Work instructions → Copy every line that contains the string "giorni" from the entries below.
◆ ◆ ◆ ◆ ◆
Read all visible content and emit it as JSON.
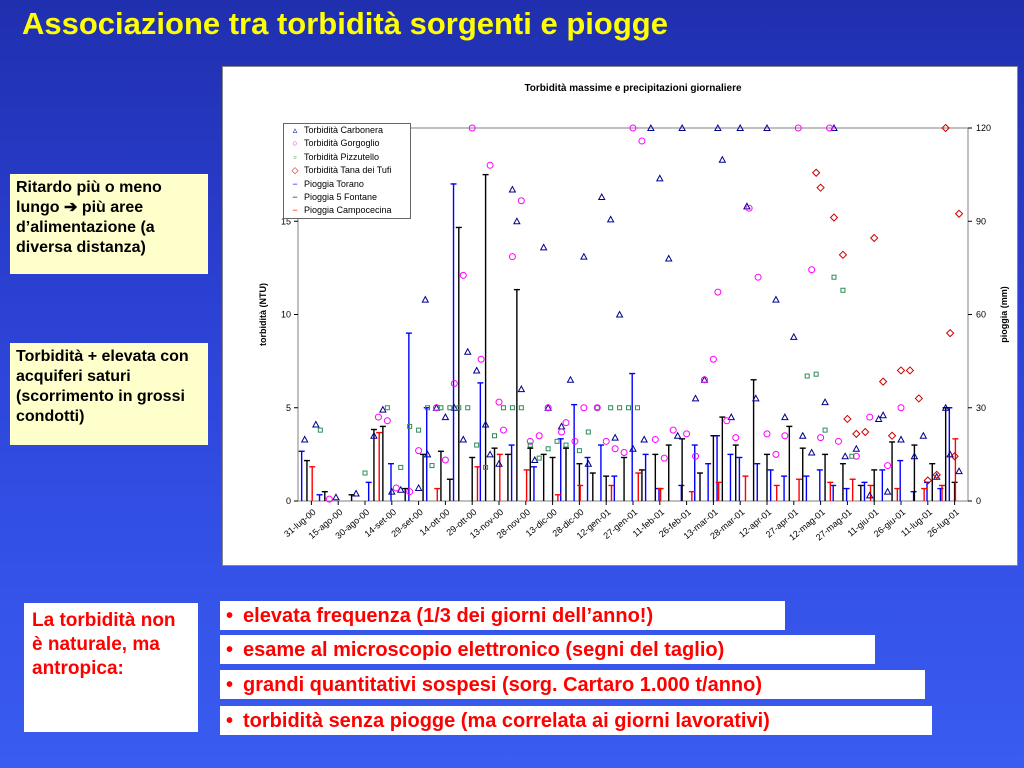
{
  "slide": {
    "title": "Associazione tra torbidità sorgenti e piogge"
  },
  "notes": {
    "note1": "Ritardo più o meno lungo ➔ più aree d’alimentazione (a diversa distanza)",
    "note2": "Torbidità + elevata con acquiferi saturi (scorrimento in grossi condotti)",
    "note3": "La torbidità non è naturale, ma antropica:"
  },
  "bullets": [
    "elevata frequenza (1/3 dei giorni dell’anno!)",
    "esame al microscopio elettronico (segni del taglio)",
    "grandi quantitativi sospesi (sorg. Cartaro 1.000 t/anno)",
    "torbidità senza piogge (ma correlata ai giorni lavorativi)"
  ],
  "bullet_symbol": "•",
  "colors": {
    "title": "#ffff00",
    "note_bg": "#ffffcc",
    "bullet_text": "#ff0000",
    "carbonera": "#00008b",
    "gorgoglio": "#ff00ff",
    "pizzutello": "#2e8b57",
    "tana_dei_tufi": "#cc0000",
    "pioggia_torano": "#0000ff",
    "pioggia_5_fontane": "#000000",
    "pioggia_campocecina": "#ff0000"
  },
  "chart_data": {
    "type": "scatter",
    "title": "Torbidità massime e precipitazioni giornaliere",
    "ylabel": "torbidità (NTU)",
    "y2label": "pioggia (mm)",
    "ylim": [
      0,
      20
    ],
    "y2lim": [
      0,
      120
    ],
    "yticks": [
      "0",
      "5",
      "10",
      "15"
    ],
    "y2ticks": [
      "0",
      "30",
      "60",
      "90",
      "120"
    ],
    "x_tick_labels": [
      "31-lug-00",
      "15-ago-00",
      "30-ago-00",
      "14-set-00",
      "29-set-00",
      "14-ott-00",
      "29-ott-00",
      "13-nov-00",
      "28-nov-00",
      "13-dic-00",
      "28-dic-00",
      "12-gen-01",
      "27-gen-01",
      "11-feb-01",
      "26-feb-01",
      "13-mar-01",
      "28-mar-01",
      "12-apr-01",
      "27-apr-01",
      "12-mag-01",
      "27-mag-01",
      "11-giu-01",
      "26-giu-01",
      "11-lug-01",
      "26-lug-01"
    ],
    "legend_position": "top-left",
    "legend": [
      {
        "name": "Torbidità Carbonera",
        "symbol": "triangle"
      },
      {
        "name": "Torbidità Gorgoglio",
        "symbol": "circle"
      },
      {
        "name": "Torbidità Pizzutello",
        "symbol": "square"
      },
      {
        "name": "Torbidità Tana dei Tufi",
        "symbol": "diamond"
      },
      {
        "name": "Pioggia Torano",
        "symbol": "bar"
      },
      {
        "name": "Pioggia 5 Fontane",
        "symbol": "bar"
      },
      {
        "name": "Pioggia Campocecina",
        "symbol": "bar"
      }
    ],
    "series": [
      {
        "name": "Torbidità Carbonera",
        "axis": "left",
        "points": [
          [
            3,
            3.3
          ],
          [
            8,
            4.1
          ],
          [
            17,
            0.2
          ],
          [
            26,
            0.4
          ],
          [
            34,
            3.5
          ],
          [
            38,
            4.9
          ],
          [
            42,
            0.5
          ],
          [
            46,
            0.6
          ],
          [
            54,
            0.7
          ],
          [
            57,
            10.8
          ],
          [
            58,
            2.5
          ],
          [
            62,
            5.0
          ],
          [
            66,
            4.5
          ],
          [
            70,
            5.0
          ],
          [
            74,
            3.3
          ],
          [
            76,
            8.0
          ],
          [
            80,
            7.0
          ],
          [
            84,
            4.1
          ],
          [
            86,
            2.5
          ],
          [
            90,
            2.0
          ],
          [
            96,
            16.7
          ],
          [
            98,
            15.0
          ],
          [
            100,
            6.0
          ],
          [
            106,
            2.2
          ],
          [
            110,
            13.6
          ],
          [
            112,
            5.0
          ],
          [
            118,
            4.0
          ],
          [
            122,
            6.5
          ],
          [
            128,
            13.1
          ],
          [
            130,
            2.0
          ],
          [
            136,
            16.3
          ],
          [
            140,
            15.1
          ],
          [
            142,
            3.4
          ],
          [
            144,
            10.0
          ],
          [
            150,
            2.8
          ],
          [
            155,
            3.3
          ],
          [
            158,
            20.0
          ],
          [
            162,
            17.3
          ],
          [
            166,
            13.0
          ],
          [
            170,
            3.5
          ],
          [
            172,
            20.0
          ],
          [
            178,
            5.5
          ],
          [
            182,
            6.5
          ],
          [
            188,
            20.0
          ],
          [
            190,
            18.3
          ],
          [
            194,
            4.5
          ],
          [
            198,
            20.0
          ],
          [
            201,
            15.8
          ],
          [
            205,
            5.5
          ],
          [
            210,
            20.0
          ],
          [
            214,
            10.8
          ],
          [
            218,
            4.5
          ],
          [
            222,
            8.8
          ],
          [
            226,
            3.5
          ],
          [
            230,
            2.6
          ],
          [
            236,
            5.3
          ],
          [
            240,
            20.0
          ],
          [
            245,
            2.4
          ],
          [
            250,
            2.8
          ],
          [
            256,
            0.3
          ],
          [
            260,
            4.4
          ],
          [
            262,
            4.6
          ],
          [
            264,
            0.5
          ],
          [
            270,
            3.3
          ],
          [
            276,
            2.4
          ],
          [
            280,
            3.5
          ],
          [
            286,
            1.3
          ],
          [
            290,
            5.0
          ],
          [
            292,
            2.5
          ],
          [
            296,
            1.6
          ]
        ]
      },
      {
        "name": "Torbidità Gorgoglio",
        "axis": "left",
        "points": [
          [
            14,
            0.1
          ],
          [
            36,
            4.5
          ],
          [
            40,
            4.3
          ],
          [
            44,
            0.7
          ],
          [
            50,
            0.5
          ],
          [
            54,
            2.7
          ],
          [
            62,
            5.0
          ],
          [
            66,
            2.2
          ],
          [
            70,
            6.3
          ],
          [
            74,
            12.1
          ],
          [
            78,
            20.0
          ],
          [
            82,
            7.6
          ],
          [
            86,
            18.0
          ],
          [
            90,
            5.3
          ],
          [
            92,
            3.8
          ],
          [
            96,
            13.1
          ],
          [
            100,
            16.1
          ],
          [
            104,
            3.2
          ],
          [
            108,
            3.5
          ],
          [
            112,
            5.0
          ],
          [
            118,
            3.7
          ],
          [
            120,
            4.2
          ],
          [
            124,
            3.2
          ],
          [
            128,
            5.0
          ],
          [
            134,
            5.0
          ],
          [
            138,
            3.2
          ],
          [
            142,
            2.8
          ],
          [
            146,
            2.6
          ],
          [
            150,
            20.0
          ],
          [
            154,
            19.3
          ],
          [
            160,
            3.3
          ],
          [
            164,
            2.3
          ],
          [
            168,
            3.8
          ],
          [
            174,
            3.6
          ],
          [
            178,
            2.4
          ],
          [
            182,
            6.5
          ],
          [
            186,
            7.6
          ],
          [
            188,
            11.2
          ],
          [
            192,
            4.3
          ],
          [
            196,
            3.4
          ],
          [
            202,
            15.7
          ],
          [
            206,
            12.0
          ],
          [
            210,
            3.6
          ],
          [
            214,
            2.5
          ],
          [
            218,
            3.5
          ],
          [
            224,
            20.0
          ],
          [
            230,
            12.4
          ],
          [
            234,
            3.4
          ],
          [
            238,
            20.0
          ],
          [
            242,
            3.2
          ],
          [
            250,
            2.4
          ],
          [
            256,
            4.5
          ],
          [
            264,
            1.9
          ],
          [
            270,
            5.0
          ]
        ]
      },
      {
        "name": "Torbidità Pizzutello",
        "axis": "left",
        "points": [
          [
            10,
            3.8
          ],
          [
            30,
            1.5
          ],
          [
            40,
            5.0
          ],
          [
            46,
            1.8
          ],
          [
            50,
            4.0
          ],
          [
            54,
            3.8
          ],
          [
            58,
            5.0
          ],
          [
            60,
            1.9
          ],
          [
            64,
            5.0
          ],
          [
            68,
            5.0
          ],
          [
            72,
            5.0
          ],
          [
            76,
            5.0
          ],
          [
            80,
            3.0
          ],
          [
            84,
            1.8
          ],
          [
            88,
            3.5
          ],
          [
            92,
            5.0
          ],
          [
            96,
            5.0
          ],
          [
            100,
            5.0
          ],
          [
            104,
            3.0
          ],
          [
            108,
            2.3
          ],
          [
            112,
            2.8
          ],
          [
            116,
            3.2
          ],
          [
            120,
            3.0
          ],
          [
            126,
            2.7
          ],
          [
            130,
            3.7
          ],
          [
            134,
            5.0
          ],
          [
            140,
            5.0
          ],
          [
            144,
            5.0
          ],
          [
            148,
            5.0
          ],
          [
            152,
            5.0
          ],
          [
            228,
            6.7
          ],
          [
            232,
            6.8
          ],
          [
            236,
            3.8
          ],
          [
            240,
            12.0
          ],
          [
            244,
            11.3
          ],
          [
            248,
            2.4
          ]
        ]
      },
      {
        "name": "Torbidità Tana dei Tufi",
        "axis": "left",
        "points": [
          [
            232,
            17.6
          ],
          [
            234,
            16.8
          ],
          [
            240,
            15.2
          ],
          [
            244,
            13.2
          ],
          [
            246,
            4.4
          ],
          [
            250,
            3.6
          ],
          [
            254,
            3.7
          ],
          [
            258,
            14.1
          ],
          [
            262,
            6.4
          ],
          [
            266,
            3.5
          ],
          [
            270,
            7.0
          ],
          [
            274,
            7.0
          ],
          [
            278,
            5.5
          ],
          [
            282,
            1.1
          ],
          [
            286,
            1.4
          ],
          [
            290,
            20.0
          ],
          [
            292,
            9.0
          ],
          [
            294,
            2.4
          ],
          [
            296,
            15.4
          ]
        ]
      },
      {
        "name": "Pioggia Torano",
        "axis": "right",
        "points": [
          [
            2,
            16
          ],
          [
            10,
            2
          ],
          [
            32,
            6
          ],
          [
            42,
            12
          ],
          [
            50,
            54
          ],
          [
            58,
            30
          ],
          [
            70,
            102
          ],
          [
            82,
            38
          ],
          [
            96,
            18
          ],
          [
            106,
            11
          ],
          [
            118,
            20
          ],
          [
            124,
            31
          ],
          [
            130,
            14
          ],
          [
            136,
            18
          ],
          [
            142,
            8
          ],
          [
            150,
            41
          ],
          [
            156,
            15
          ],
          [
            162,
            4
          ],
          [
            172,
            5
          ],
          [
            178,
            18
          ],
          [
            184,
            12
          ],
          [
            188,
            21
          ],
          [
            194,
            15
          ],
          [
            198,
            14
          ],
          [
            206,
            12
          ],
          [
            212,
            10
          ],
          [
            218,
            8
          ],
          [
            228,
            8
          ],
          [
            234,
            10
          ],
          [
            240,
            5
          ],
          [
            246,
            4
          ],
          [
            254,
            6
          ],
          [
            262,
            10
          ],
          [
            270,
            13
          ],
          [
            276,
            3
          ],
          [
            282,
            6
          ],
          [
            288,
            4
          ],
          [
            292,
            30
          ]
        ]
      },
      {
        "name": "Pioggia 5 Fontane",
        "axis": "right",
        "points": [
          [
            4,
            13
          ],
          [
            12,
            3
          ],
          [
            24,
            2
          ],
          [
            34,
            23
          ],
          [
            38,
            24
          ],
          [
            48,
            4
          ],
          [
            56,
            15
          ],
          [
            64,
            16
          ],
          [
            68,
            7
          ],
          [
            72,
            88
          ],
          [
            78,
            14
          ],
          [
            84,
            105
          ],
          [
            88,
            17
          ],
          [
            94,
            15
          ],
          [
            98,
            68
          ],
          [
            104,
            17
          ],
          [
            110,
            15
          ],
          [
            114,
            14
          ],
          [
            120,
            17
          ],
          [
            126,
            12
          ],
          [
            132,
            9
          ],
          [
            138,
            8
          ],
          [
            146,
            14
          ],
          [
            154,
            10
          ],
          [
            160,
            15
          ],
          [
            166,
            18
          ],
          [
            172,
            20
          ],
          [
            180,
            9
          ],
          [
            186,
            21
          ],
          [
            190,
            27
          ],
          [
            196,
            18
          ],
          [
            204,
            39
          ],
          [
            210,
            15
          ],
          [
            220,
            24
          ],
          [
            226,
            17
          ],
          [
            236,
            15
          ],
          [
            244,
            12
          ],
          [
            252,
            5
          ],
          [
            258,
            10
          ],
          [
            266,
            19
          ],
          [
            276,
            18
          ],
          [
            284,
            12
          ],
          [
            290,
            30
          ],
          [
            294,
            6
          ]
        ]
      },
      {
        "name": "Pioggia Campocecina",
        "axis": "right",
        "points": [
          [
            6,
            11
          ],
          [
            36,
            22
          ],
          [
            62,
            4
          ],
          [
            80,
            11
          ],
          [
            90,
            15
          ],
          [
            102,
            10
          ],
          [
            116,
            2
          ],
          [
            126,
            5
          ],
          [
            140,
            5
          ],
          [
            152,
            9
          ],
          [
            162,
            4
          ],
          [
            176,
            3
          ],
          [
            188,
            6
          ],
          [
            200,
            8
          ],
          [
            214,
            5
          ],
          [
            224,
            7
          ],
          [
            238,
            6
          ],
          [
            248,
            7
          ],
          [
            256,
            5
          ],
          [
            268,
            4
          ],
          [
            280,
            4
          ],
          [
            288,
            5
          ],
          [
            294,
            20
          ]
        ]
      }
    ]
  }
}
◆ ◆ ◆ ◆ ◆
Exercise output →
    "elevata frequenza (1/3 dei giorni dell’anno!)",
    "torbidità senza piogge (ma correlata ai giorni lavorativi)"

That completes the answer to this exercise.